- _DATA PROVIDED_
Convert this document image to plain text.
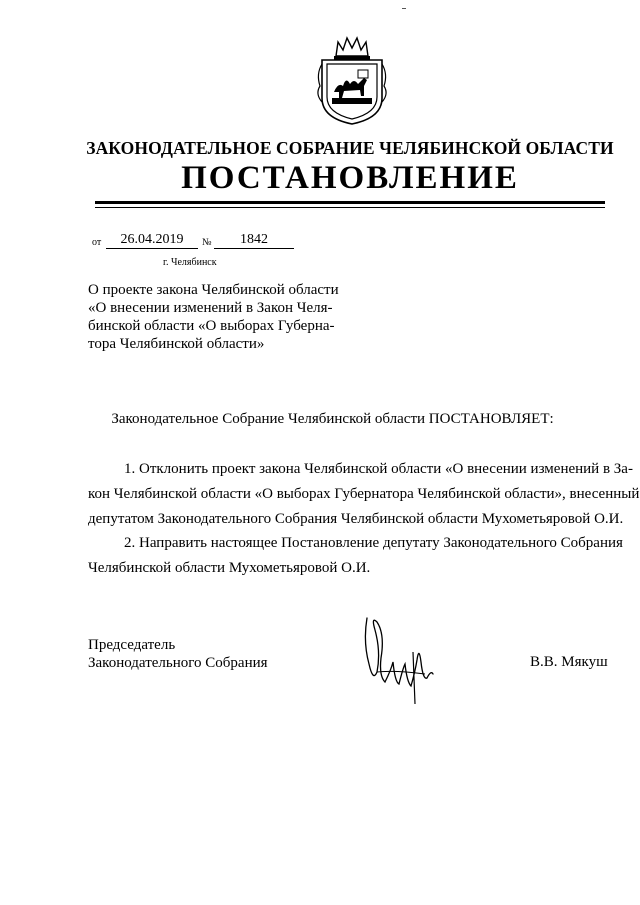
ЗАКОНОДАТЕЛЬНОЕ СОБРАНИЕ ЧЕЛЯБИНСКОЙ ОБЛАСТИ
ПОСТАНОВЛЕНИЕ
от	26.04.2019	№	1842
г. Челябинск
О проекте закона Челябинской области
«О внесении изменений в Закон Челя-
бинской области «О выборах Губерна-
тора Челябинской области»
Законодательное Собрание Челябинской области ПОСТАНОВЛЯЕТ:
1. Отклонить проект закона Челябинской области «О внесении изменений в За-
кон Челябинской области «О выборах Губернатора Челябинской области», внесенный
депутатом Законодательного Собрания Челябинской области Мухометьяровой О.И.
2. Направить настоящее Постановление депутату Законодательного Собрания
Челябинской области Мухометьяровой О.И.
Председатель
Законодательного Собрания	В.В. Мякуш
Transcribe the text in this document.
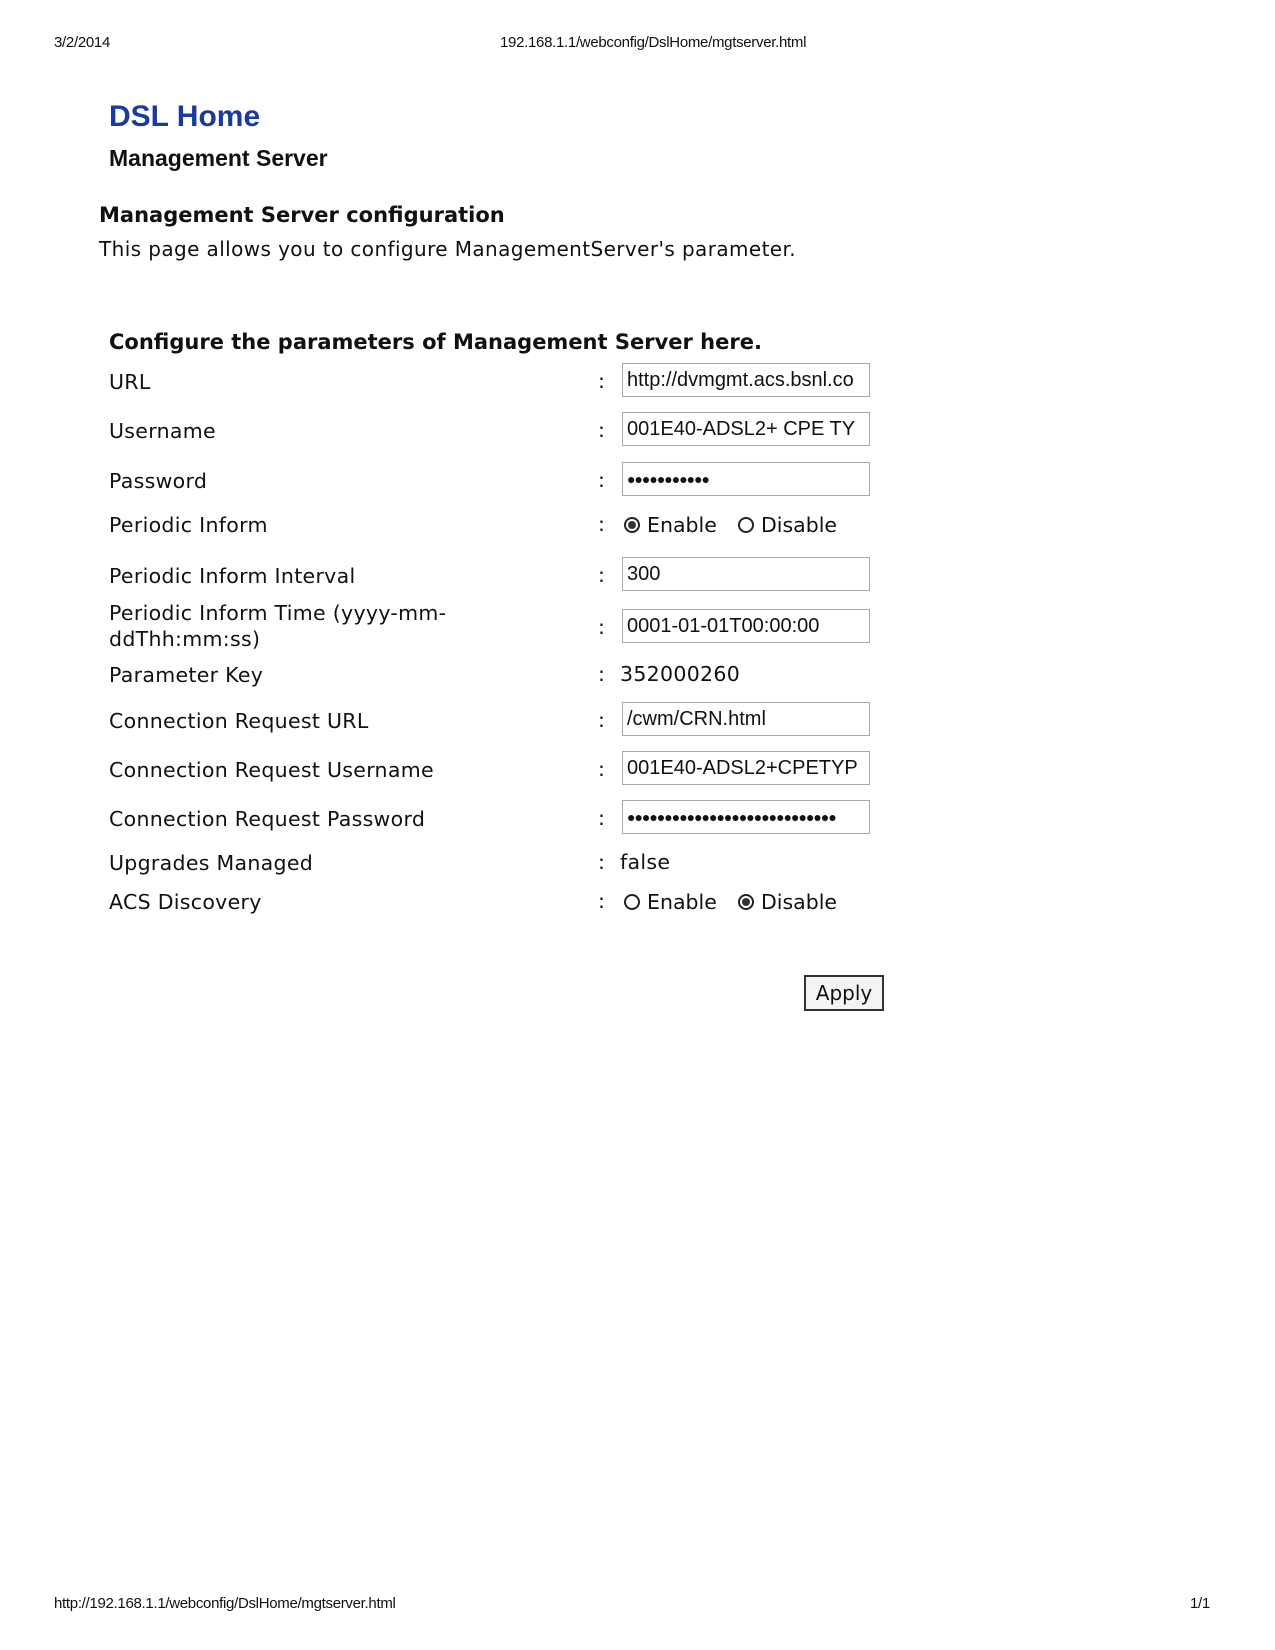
3/2/2014	192.168.1.1/webconfig/DslHome/mgtserver.html
DSL Home
Management Server
Management Server configuration
This page allows you to configure ManagementServer's parameter.
Configure the parameters of Management Server here.
URL	: http://dvmgmt.acs.bsnl.co
Username	: 001E40-ADSL2+ CPE TY
Password	:	●●●●●●●●●●●
Periodic Inform	: Enable Disable
Periodic Inform Interval	: 300
Periodic Inform Time (yyyy-mm-
ddThh:mm:ss)	: 0001-01-01T00:00:00
Parameter Key	: 352000260
Connection Request URL	: /cwm/CRN.html
Connection Request Username	: 001E40-ADSL2+CPETYP
Connection Request Password	:	●●●●●●●●●●●●●●●●●●●●●●●●●●●●
Upgrades Managed	: false
ACS Discovery	: Enable Disable
Apply
http://192.168.1.1/webconfig/DslHome/mgtserver.html	1/1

- _EXERCISE BRIEF_
Take every line containing the word "Enable" and copy it.

- _EXPECTED OUTPUT_
Periodic Inform	: Enable Disable
ACS Discovery	: Enable Disable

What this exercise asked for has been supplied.